**EXERCISE INSTRUCTIONS**: Find the string "мест" and gather every line that holds it.

[Dataset excerpt]
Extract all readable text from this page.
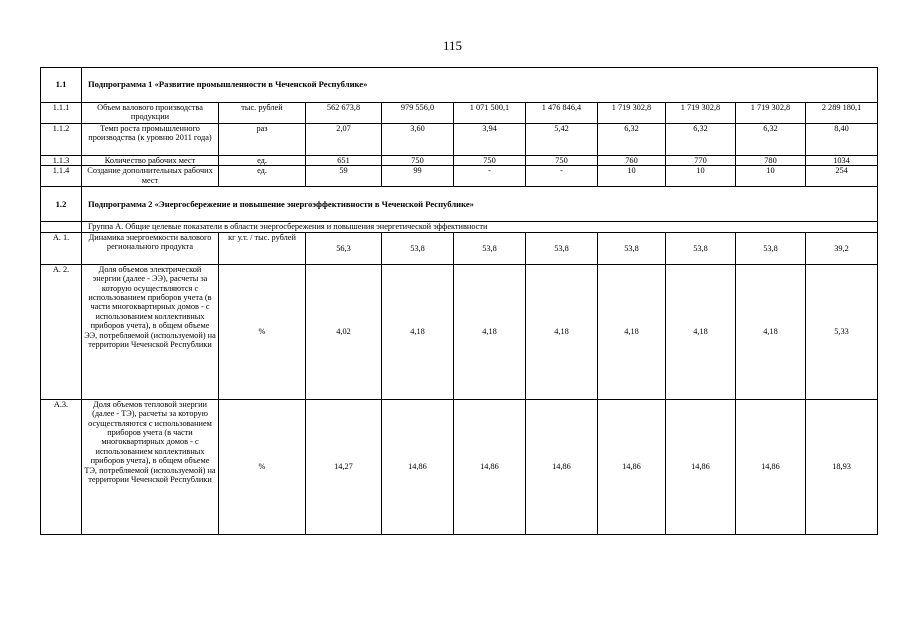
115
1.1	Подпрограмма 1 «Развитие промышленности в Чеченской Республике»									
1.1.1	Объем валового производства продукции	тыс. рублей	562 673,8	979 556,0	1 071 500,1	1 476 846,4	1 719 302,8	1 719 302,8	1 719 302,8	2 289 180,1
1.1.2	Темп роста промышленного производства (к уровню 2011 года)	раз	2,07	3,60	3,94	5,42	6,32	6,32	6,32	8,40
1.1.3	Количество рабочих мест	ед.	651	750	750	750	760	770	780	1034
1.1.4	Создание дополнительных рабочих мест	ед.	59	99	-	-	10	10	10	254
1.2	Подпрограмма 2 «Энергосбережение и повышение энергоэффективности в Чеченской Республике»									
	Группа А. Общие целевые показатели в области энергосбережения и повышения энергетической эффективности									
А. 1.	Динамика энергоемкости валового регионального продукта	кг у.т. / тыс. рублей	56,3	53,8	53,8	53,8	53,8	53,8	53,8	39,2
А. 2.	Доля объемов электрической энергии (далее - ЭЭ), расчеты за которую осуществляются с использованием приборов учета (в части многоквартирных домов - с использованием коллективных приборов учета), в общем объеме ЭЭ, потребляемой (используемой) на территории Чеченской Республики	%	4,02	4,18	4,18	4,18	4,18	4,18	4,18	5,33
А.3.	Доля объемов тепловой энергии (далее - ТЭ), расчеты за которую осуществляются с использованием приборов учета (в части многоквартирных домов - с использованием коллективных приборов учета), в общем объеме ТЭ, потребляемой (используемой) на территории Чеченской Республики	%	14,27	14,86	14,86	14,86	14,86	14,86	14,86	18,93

---

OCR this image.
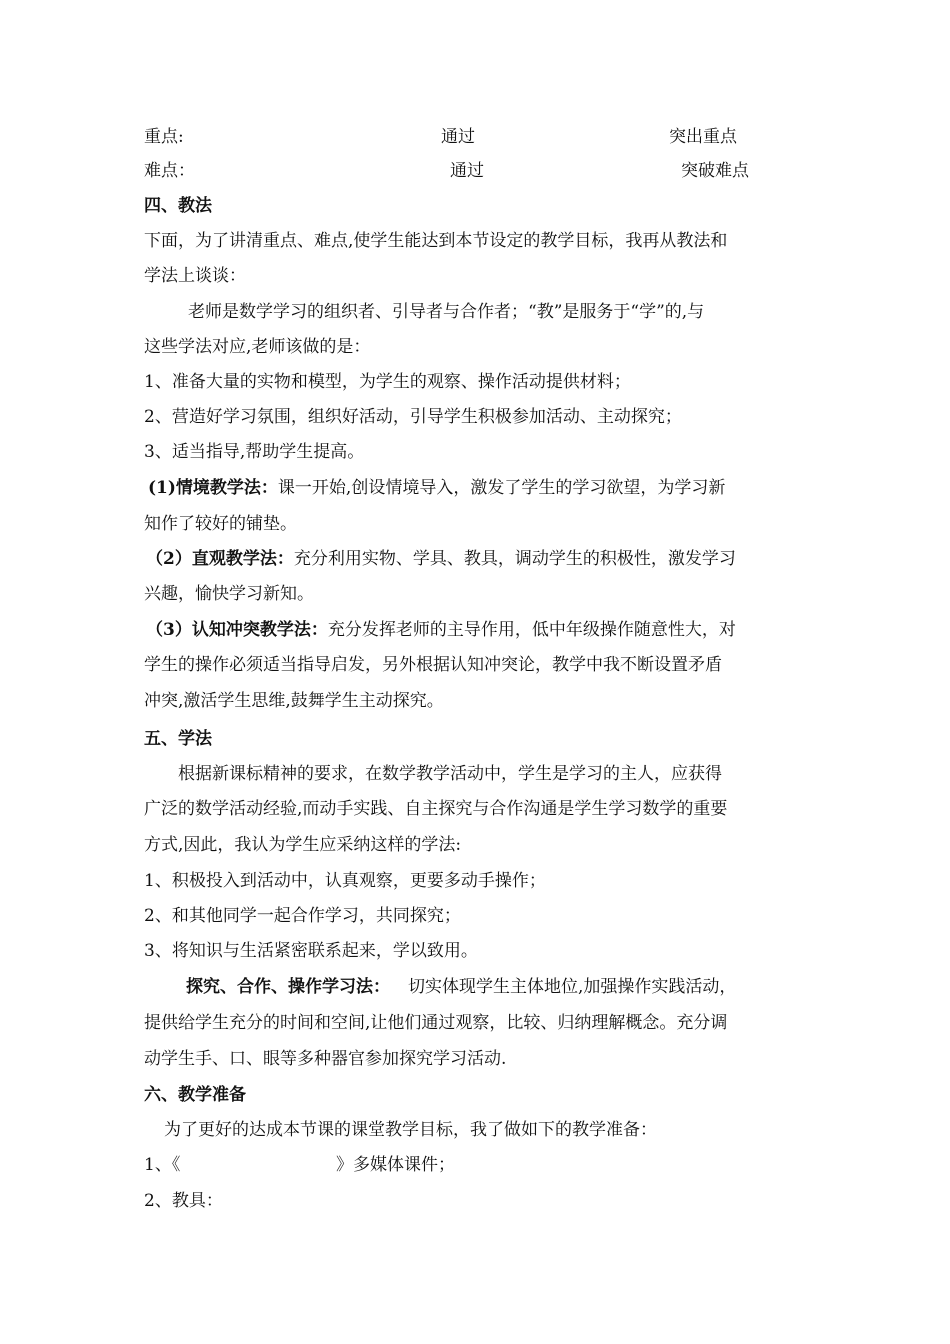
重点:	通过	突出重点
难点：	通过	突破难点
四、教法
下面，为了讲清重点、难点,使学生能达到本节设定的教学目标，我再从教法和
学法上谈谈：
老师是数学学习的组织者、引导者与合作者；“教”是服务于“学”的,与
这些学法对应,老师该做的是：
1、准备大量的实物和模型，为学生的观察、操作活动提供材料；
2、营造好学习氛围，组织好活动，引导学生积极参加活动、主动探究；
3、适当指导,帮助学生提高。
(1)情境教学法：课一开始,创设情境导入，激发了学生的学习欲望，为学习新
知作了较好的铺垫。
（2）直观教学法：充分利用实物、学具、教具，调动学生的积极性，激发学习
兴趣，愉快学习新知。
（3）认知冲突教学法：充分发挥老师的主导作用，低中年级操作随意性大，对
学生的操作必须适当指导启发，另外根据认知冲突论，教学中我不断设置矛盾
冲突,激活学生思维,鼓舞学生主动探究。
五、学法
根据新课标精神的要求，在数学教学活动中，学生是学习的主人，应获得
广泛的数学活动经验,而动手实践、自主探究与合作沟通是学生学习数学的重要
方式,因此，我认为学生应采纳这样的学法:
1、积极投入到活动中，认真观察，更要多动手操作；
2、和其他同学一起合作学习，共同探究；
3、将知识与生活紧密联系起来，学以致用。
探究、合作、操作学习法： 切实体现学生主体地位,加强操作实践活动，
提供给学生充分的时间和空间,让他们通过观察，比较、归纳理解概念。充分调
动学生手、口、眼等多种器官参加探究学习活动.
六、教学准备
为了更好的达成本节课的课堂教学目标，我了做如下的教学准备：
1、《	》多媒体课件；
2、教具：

* * *

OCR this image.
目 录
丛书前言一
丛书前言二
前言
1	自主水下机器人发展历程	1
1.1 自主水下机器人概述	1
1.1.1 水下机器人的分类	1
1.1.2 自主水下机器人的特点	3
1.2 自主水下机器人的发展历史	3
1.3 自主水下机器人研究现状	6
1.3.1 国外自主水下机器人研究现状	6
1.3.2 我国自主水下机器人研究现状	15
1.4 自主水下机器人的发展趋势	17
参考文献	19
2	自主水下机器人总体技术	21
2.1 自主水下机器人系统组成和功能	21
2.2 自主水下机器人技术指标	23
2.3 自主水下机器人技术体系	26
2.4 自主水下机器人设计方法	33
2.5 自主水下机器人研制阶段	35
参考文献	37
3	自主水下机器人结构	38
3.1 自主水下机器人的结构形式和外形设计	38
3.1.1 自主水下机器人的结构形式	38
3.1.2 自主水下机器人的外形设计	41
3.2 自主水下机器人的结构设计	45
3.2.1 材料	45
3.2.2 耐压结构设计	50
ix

**FULL ANSWER**:
1.1.3	Количество рабочих мест	ед.	651	750	750	750	760	770	780	1034
1.1.4	Создание дополнительных рабочих мест	ед.	59	99	-	-	10	10	10	254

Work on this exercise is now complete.